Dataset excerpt
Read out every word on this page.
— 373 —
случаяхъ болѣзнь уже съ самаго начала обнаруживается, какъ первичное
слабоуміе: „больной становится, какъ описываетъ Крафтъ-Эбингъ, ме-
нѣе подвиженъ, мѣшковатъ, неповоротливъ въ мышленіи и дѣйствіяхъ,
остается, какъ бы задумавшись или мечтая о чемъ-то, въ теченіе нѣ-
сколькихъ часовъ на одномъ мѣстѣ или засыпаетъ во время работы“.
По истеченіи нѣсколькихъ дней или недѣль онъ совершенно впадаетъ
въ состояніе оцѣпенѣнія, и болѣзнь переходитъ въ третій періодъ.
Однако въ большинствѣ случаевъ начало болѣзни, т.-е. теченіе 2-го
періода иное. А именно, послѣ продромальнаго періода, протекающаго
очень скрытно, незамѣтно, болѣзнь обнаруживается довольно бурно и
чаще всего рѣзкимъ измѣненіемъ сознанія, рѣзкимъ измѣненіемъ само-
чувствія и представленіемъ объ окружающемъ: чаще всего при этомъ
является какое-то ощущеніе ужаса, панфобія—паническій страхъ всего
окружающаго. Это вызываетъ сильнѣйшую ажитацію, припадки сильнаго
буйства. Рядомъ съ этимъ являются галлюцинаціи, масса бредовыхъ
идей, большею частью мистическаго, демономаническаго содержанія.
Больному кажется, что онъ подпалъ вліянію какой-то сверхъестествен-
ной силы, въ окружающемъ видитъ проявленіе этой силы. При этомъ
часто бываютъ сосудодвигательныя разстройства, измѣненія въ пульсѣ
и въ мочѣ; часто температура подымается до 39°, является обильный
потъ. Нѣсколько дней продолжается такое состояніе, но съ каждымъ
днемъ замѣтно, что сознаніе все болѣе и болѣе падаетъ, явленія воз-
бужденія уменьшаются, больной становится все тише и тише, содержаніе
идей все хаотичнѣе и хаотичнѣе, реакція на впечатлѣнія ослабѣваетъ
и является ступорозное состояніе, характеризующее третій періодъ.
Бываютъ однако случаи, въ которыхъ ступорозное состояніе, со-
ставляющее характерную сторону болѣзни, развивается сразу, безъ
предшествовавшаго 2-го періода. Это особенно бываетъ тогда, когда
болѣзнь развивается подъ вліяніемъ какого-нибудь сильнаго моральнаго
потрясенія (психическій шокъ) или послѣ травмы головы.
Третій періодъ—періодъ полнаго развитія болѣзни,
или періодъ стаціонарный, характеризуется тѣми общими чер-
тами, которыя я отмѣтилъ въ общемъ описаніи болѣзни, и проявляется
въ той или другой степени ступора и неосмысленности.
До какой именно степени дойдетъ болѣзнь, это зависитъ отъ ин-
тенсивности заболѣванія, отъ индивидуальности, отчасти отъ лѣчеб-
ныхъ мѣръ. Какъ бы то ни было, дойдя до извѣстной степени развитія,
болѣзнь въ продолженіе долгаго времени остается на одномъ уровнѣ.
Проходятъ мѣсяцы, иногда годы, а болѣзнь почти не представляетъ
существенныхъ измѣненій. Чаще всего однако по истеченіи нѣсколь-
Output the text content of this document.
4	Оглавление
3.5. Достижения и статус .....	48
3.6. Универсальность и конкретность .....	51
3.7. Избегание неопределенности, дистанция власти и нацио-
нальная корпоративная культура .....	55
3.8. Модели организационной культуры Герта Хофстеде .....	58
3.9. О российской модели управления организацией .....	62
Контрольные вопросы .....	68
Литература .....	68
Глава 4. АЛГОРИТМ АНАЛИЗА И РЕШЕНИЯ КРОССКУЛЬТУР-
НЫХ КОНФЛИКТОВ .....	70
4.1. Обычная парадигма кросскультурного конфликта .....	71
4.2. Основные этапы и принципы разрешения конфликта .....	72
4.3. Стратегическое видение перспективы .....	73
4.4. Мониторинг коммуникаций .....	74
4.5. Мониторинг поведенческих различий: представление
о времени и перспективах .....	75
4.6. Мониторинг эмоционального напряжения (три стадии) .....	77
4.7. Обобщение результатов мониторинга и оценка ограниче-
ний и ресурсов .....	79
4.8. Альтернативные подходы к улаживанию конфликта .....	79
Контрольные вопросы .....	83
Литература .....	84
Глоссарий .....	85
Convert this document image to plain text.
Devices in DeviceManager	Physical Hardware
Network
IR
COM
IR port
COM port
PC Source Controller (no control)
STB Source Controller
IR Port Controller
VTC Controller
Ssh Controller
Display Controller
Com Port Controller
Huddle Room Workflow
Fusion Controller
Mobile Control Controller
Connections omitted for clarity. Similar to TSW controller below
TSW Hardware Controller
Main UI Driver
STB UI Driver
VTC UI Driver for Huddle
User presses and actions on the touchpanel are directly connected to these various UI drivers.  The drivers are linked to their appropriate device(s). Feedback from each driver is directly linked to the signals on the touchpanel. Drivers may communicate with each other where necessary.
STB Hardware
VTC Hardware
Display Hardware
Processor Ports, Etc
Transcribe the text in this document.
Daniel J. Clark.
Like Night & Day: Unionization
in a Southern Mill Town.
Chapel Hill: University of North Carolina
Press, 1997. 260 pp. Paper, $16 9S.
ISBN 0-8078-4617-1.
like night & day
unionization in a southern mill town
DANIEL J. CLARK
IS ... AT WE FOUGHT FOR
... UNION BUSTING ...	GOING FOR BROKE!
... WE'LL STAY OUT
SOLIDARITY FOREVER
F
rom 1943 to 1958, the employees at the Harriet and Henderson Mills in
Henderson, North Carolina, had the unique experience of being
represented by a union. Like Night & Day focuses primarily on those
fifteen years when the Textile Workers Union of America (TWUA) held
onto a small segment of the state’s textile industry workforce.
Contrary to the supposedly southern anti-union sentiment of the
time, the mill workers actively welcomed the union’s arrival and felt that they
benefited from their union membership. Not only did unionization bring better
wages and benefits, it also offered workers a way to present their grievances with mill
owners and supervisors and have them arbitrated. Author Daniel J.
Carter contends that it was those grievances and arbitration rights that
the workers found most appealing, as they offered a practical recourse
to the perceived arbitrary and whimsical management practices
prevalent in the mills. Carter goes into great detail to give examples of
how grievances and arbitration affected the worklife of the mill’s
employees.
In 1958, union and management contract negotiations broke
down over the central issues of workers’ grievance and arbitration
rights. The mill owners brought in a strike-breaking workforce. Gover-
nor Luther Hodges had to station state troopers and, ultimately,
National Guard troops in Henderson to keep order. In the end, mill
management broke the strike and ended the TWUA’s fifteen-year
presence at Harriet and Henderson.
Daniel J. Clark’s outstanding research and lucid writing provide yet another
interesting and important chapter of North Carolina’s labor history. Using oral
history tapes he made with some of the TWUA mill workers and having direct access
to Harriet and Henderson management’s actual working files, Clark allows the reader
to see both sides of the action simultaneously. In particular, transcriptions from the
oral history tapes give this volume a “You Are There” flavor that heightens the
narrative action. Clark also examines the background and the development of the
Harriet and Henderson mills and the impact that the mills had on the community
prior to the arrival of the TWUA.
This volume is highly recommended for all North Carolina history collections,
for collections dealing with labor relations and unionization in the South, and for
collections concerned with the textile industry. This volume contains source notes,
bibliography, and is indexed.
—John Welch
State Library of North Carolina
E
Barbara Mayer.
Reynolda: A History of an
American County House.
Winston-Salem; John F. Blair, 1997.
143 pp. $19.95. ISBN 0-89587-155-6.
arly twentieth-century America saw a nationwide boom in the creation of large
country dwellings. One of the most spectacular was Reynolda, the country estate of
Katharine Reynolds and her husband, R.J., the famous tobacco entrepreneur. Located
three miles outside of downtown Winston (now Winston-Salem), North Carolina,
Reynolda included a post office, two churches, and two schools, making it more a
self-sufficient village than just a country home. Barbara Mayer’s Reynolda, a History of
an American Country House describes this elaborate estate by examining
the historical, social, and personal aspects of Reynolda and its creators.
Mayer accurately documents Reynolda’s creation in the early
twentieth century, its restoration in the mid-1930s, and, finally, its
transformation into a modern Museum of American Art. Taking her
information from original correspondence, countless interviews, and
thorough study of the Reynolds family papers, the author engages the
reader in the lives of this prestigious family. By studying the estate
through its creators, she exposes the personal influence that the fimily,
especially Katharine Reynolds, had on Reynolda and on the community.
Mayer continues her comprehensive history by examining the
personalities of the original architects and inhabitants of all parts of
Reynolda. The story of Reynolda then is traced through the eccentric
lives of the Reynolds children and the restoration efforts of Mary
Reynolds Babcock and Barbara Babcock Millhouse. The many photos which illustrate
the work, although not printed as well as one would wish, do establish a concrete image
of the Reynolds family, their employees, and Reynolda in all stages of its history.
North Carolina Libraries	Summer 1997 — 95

Goal of the exercise: Extract all lines that hold the word "болѣзнь".

Final result:
случаяхъ болѣзнь уже съ самаго начала обнаруживается, какъ первичное
въ состояніе оцѣпенѣнія, и болѣзнь переходитъ въ третій періодъ.
очень скрытно, незамѣтно, болѣзнь обнаруживается довольно бурно и
болѣзнь развивается подъ вліяніемъ какого-нибудь сильнаго моральнаго
До какой именно степени дойдетъ болѣзнь, это зависитъ отъ ин-
болѣзнь въ продолженіе долгаго времени остается на одномъ уровнѣ.
Проходятъ мѣсяцы, иногда годы, а болѣзнь почти не представляетъ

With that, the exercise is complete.